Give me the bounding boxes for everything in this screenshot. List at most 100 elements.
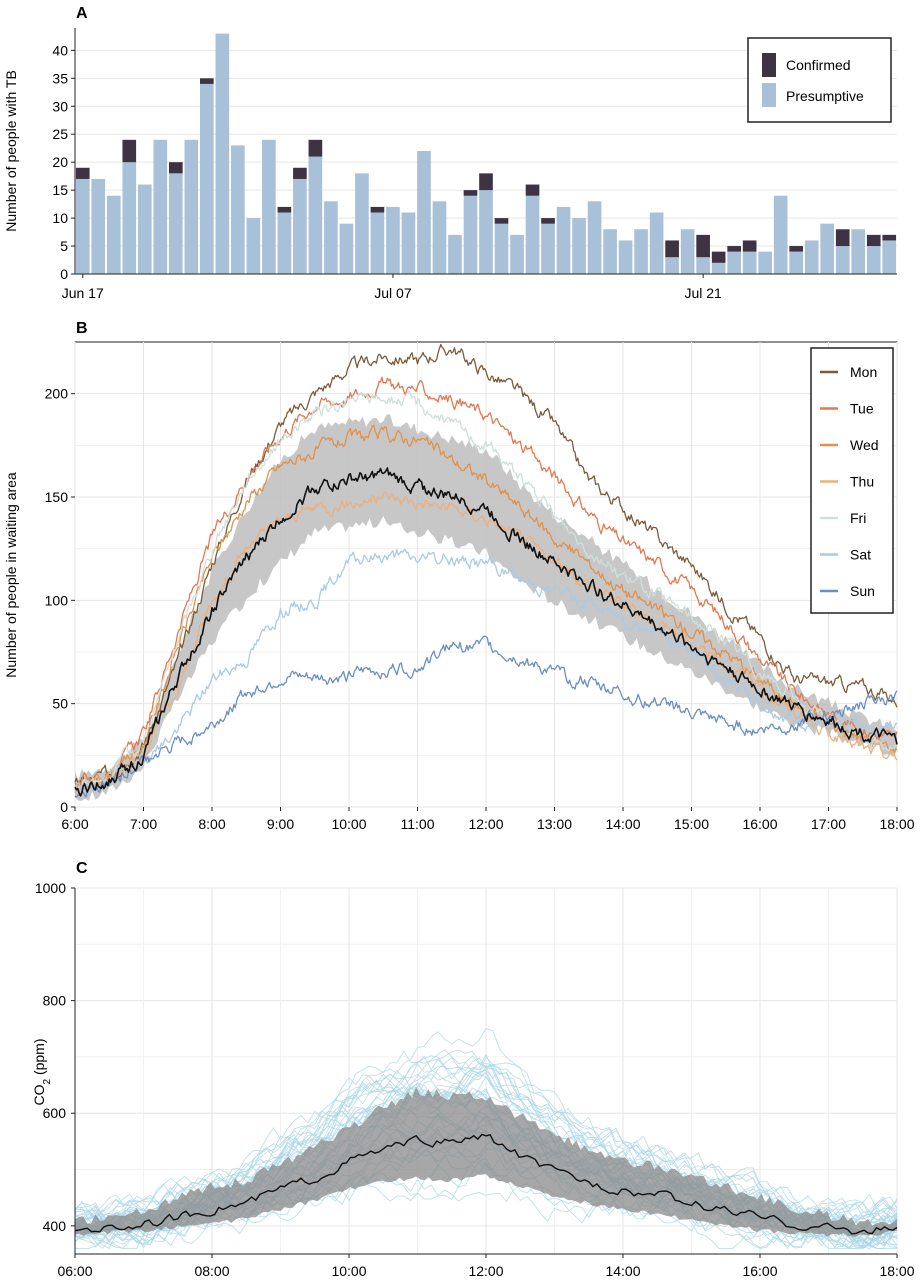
legend-label-presumptive: Presumptive xyxy=(786,88,864,104)
bar-presumptive xyxy=(432,201,447,274)
panel-c-mean-line xyxy=(74,1133,898,1235)
legend-swatch-presumptive xyxy=(762,83,776,107)
panel-a-y-axis-label: Number of people with TB xyxy=(3,70,19,232)
panel-a-y-tick-label: 0 xyxy=(60,266,68,282)
bar-presumptive xyxy=(479,190,493,274)
panel-b-x-tick-label: 10:00 xyxy=(331,816,366,832)
bar-confirmed xyxy=(308,139,323,157)
bar-presumptive xyxy=(634,229,648,274)
panel-b-legend: Mon Tue Wed Thu Fri Sat Sun xyxy=(810,347,894,614)
legend-label-tue: Tue xyxy=(850,401,874,417)
bar-presumptive xyxy=(727,251,741,274)
panel-a-legend: Confirmed Presumptive xyxy=(747,37,892,123)
legend-label-mon: Mon xyxy=(850,364,877,380)
bar-confirmed xyxy=(727,246,741,252)
bar-presumptive xyxy=(91,178,106,274)
panel-a-y-tick-label: 20 xyxy=(52,154,68,170)
bar-presumptive xyxy=(339,223,354,274)
bar-presumptive xyxy=(572,218,586,274)
series-line-mean xyxy=(74,467,898,797)
bar-presumptive xyxy=(293,178,307,274)
panel-a-x-tick-label: Jul 21 xyxy=(684,285,722,301)
panel-a-y-tick-label: 25 xyxy=(52,126,68,142)
series-line-tue xyxy=(74,376,898,787)
bar-presumptive xyxy=(494,223,509,274)
bar-presumptive xyxy=(882,240,897,274)
bar-presumptive xyxy=(820,223,835,274)
panel-b: B 0 50 100 150 200 6:00 7:00 8:00 9:00 10:00 11:0… xyxy=(3,320,915,832)
series-line-fri xyxy=(74,390,898,791)
panel-c-band-area xyxy=(75,1087,897,1237)
panel-a-y-ticks: 0 5 10 15 20 25 30 35 40 xyxy=(52,42,75,282)
panel-c-y-ticks: 400 600 800 1000 xyxy=(35,880,75,1234)
panel-b-x-tick-label: 13:00 xyxy=(537,816,572,832)
bar-presumptive xyxy=(262,139,276,274)
bar-presumptive xyxy=(556,206,571,274)
bar-presumptive xyxy=(153,139,168,274)
bar-presumptive xyxy=(448,234,462,274)
panel-a-y-tick-label: 5 xyxy=(60,238,68,254)
panel-c-y-tick-label: 400 xyxy=(43,1218,67,1234)
panel-b-y-tick-label: 150 xyxy=(45,489,69,505)
bar-confirmed xyxy=(293,167,307,179)
series-line-sat xyxy=(74,548,898,792)
panel-c-x-tick-label: 08:00 xyxy=(194,1263,229,1279)
panel-c-x-tick-label: 10:00 xyxy=(331,1263,366,1279)
legend-swatch-confirmed xyxy=(762,53,776,77)
bar-presumptive xyxy=(137,184,152,274)
panel-b-y-tick-label: 100 xyxy=(45,592,69,608)
legend-label-sun: Sun xyxy=(850,583,875,599)
bar-confirmed xyxy=(122,139,137,163)
series-line-mon xyxy=(74,343,898,786)
bar-presumptive xyxy=(541,223,555,274)
panel-label-c: C xyxy=(76,860,88,877)
legend-label-fri: Fri xyxy=(850,510,866,526)
bar-presumptive xyxy=(184,139,199,274)
panel-c-x-tick-label: 06:00 xyxy=(57,1263,92,1279)
panel-c: C 400 600 800 1000 06:00 08:00 10:00 12:00 14:0… xyxy=(31,860,915,1279)
panel-b-y-tick-label: 200 xyxy=(45,386,69,402)
panel-a-y-tick-label: 40 xyxy=(52,42,68,58)
panel-a-y-tick-label: 15 xyxy=(52,182,68,198)
bar-presumptive xyxy=(773,195,788,274)
bar-presumptive xyxy=(370,212,385,274)
panel-b-y-tick-label: 0 xyxy=(60,799,68,815)
bar-confirmed xyxy=(479,173,493,191)
bar-confirmed xyxy=(463,190,478,196)
bar-presumptive xyxy=(401,212,416,274)
panel-b-x-tick-label: 6:00 xyxy=(61,816,88,832)
panel-a-x-tick-label: Jul 07 xyxy=(374,285,412,301)
bar-presumptive xyxy=(324,201,338,274)
bar-presumptive xyxy=(851,229,866,274)
bar-presumptive xyxy=(525,195,540,274)
bar-confirmed xyxy=(277,206,292,213)
bar-confirmed xyxy=(75,167,90,179)
panel-c-x-tick-label: 14:00 xyxy=(605,1263,640,1279)
panel-c-band xyxy=(75,1087,897,1237)
bar-presumptive xyxy=(122,162,137,274)
panel-c-mean xyxy=(74,1133,898,1235)
panel-c-x-tick-label: 18:00 xyxy=(879,1263,914,1279)
panel-b-x-tick-label: 9:00 xyxy=(267,816,294,832)
bar-confirmed xyxy=(525,184,540,196)
legend-label-thu: Thu xyxy=(850,474,874,490)
panel-b-x-tick-label: 17:00 xyxy=(811,816,846,832)
bar-confirmed xyxy=(835,229,850,247)
bar-presumptive xyxy=(200,83,214,274)
legend-label-sat: Sat xyxy=(850,547,871,563)
legend-label-confirmed: Confirmed xyxy=(786,57,851,73)
bar-confirmed xyxy=(882,234,897,241)
bar-presumptive xyxy=(463,195,478,274)
bar-presumptive xyxy=(866,246,881,274)
bar-presumptive xyxy=(789,251,804,274)
panel-b-ribbon-area xyxy=(75,414,897,801)
bar-presumptive xyxy=(603,229,617,274)
panel-a-legend-box xyxy=(747,37,892,123)
panel-c-x-ticks: 06:00 08:00 10:00 12:00 14:00 16:00 18:00 xyxy=(57,1254,915,1279)
bar-presumptive xyxy=(277,212,292,274)
bar-presumptive xyxy=(386,206,400,274)
panel-b-y-axis-label: Number of people in waiting area xyxy=(3,472,19,678)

########################################

→ WHAT THE TASK REQUIRES:
Transcribe the lines verbatim, starting with the line that contains "legend-label-presumptive: Presumptive xyxy=(786,88,864,104)" and going on through the line that contains "bar-presumptive xyxy=(541,223,555,274)".

→ FULL SOLUTION:
legend-label-presumptive: Presumptive xyxy=(786,88,864,104)
bar-presumptive xyxy=(432,201,447,274)
panel-c-mean-line xyxy=(74,1133,898,1235)
legend-swatch-presumptive xyxy=(762,83,776,107)
panel-a-y-axis-label: Number of people with TB xyxy=(3,70,19,232)
panel-a-y-tick-label: 0 xyxy=(60,266,68,282)
bar-presumptive xyxy=(479,190,493,274)
panel-b-x-tick-label: 10:00 xyxy=(331,816,366,832)
bar-confirmed xyxy=(308,139,323,157)
bar-presumptive xyxy=(634,229,648,274)
panel-b-legend: Mon Tue Wed Thu Fri Sat Sun xyxy=(810,347,894,614)
legend-label-tue: Tue xyxy=(850,401,874,417)
bar-presumptive xyxy=(727,251,741,274)
panel-a-legend: Confirmed Presumptive xyxy=(747,37,892,123)
legend-label-mon: Mon xyxy=(850,364,877,380)
bar-confirmed xyxy=(727,246,741,252)
bar-presumptive xyxy=(91,178,106,274)
panel-a-y-tick-label: 20 xyxy=(52,154,68,170)
bar-presumptive xyxy=(339,223,354,274)
bar-presumptive xyxy=(572,218,586,274)
series-line-mean xyxy=(74,467,898,797)
bar-presumptive xyxy=(293,178,307,274)
panel-a-x-tick-label: Jul 21 xyxy=(684,285,722,301)
panel-a-y-tick-label: 25 xyxy=(52,126,68,142)
series-line-tue xyxy=(74,376,898,787)
bar-presumptive xyxy=(494,223,509,274)
bar-presumptive xyxy=(882,240,897,274)
bar-presumptive xyxy=(820,223,835,274)
panel-b: B 0 50 100 150 200 6:00 7:00 8:00 9:00 10:00 11:0… xyxy=(3,320,915,832)
series-line-fri xyxy=(74,390,898,791)
panel-c-band-area xyxy=(75,1087,897,1237)
panel-a-y-ticks: 0 5 10 15 20 25 30 35 40 xyxy=(52,42,75,282)
panel-c-y-ticks: 400 600 800 1000 xyxy=(35,880,75,1234)
panel-b-x-tick-label: 13:00 xyxy=(537,816,572,832)
bar-presumptive xyxy=(262,139,276,274)
bar-presumptive xyxy=(556,206,571,274)
bar-presumptive xyxy=(153,139,168,274)
bar-presumptive xyxy=(448,234,462,274)
panel-a-y-tick-label: 5 xyxy=(60,238,68,254)
panel-c-y-tick-label: 400 xyxy=(43,1218,67,1234)
panel-b-y-tick-label: 150 xyxy=(45,489,69,505)
bar-confirmed xyxy=(293,167,307,179)
series-line-sat xyxy=(74,548,898,792)
panel-c-x-tick-label: 08:00 xyxy=(194,1263,229,1279)
panel-c-x-tick-label: 10:00 xyxy=(331,1263,366,1279)
legend-swatch-confirmed xyxy=(762,53,776,77)
bar-presumptive xyxy=(137,184,152,274)
panel-b-y-tick-label: 100 xyxy=(45,592,69,608)
legend-label-sun: Sun xyxy=(850,583,875,599)
bar-confirmed xyxy=(122,139,137,163)
series-line-mon xyxy=(74,343,898,786)
bar-presumptive xyxy=(541,223,555,274)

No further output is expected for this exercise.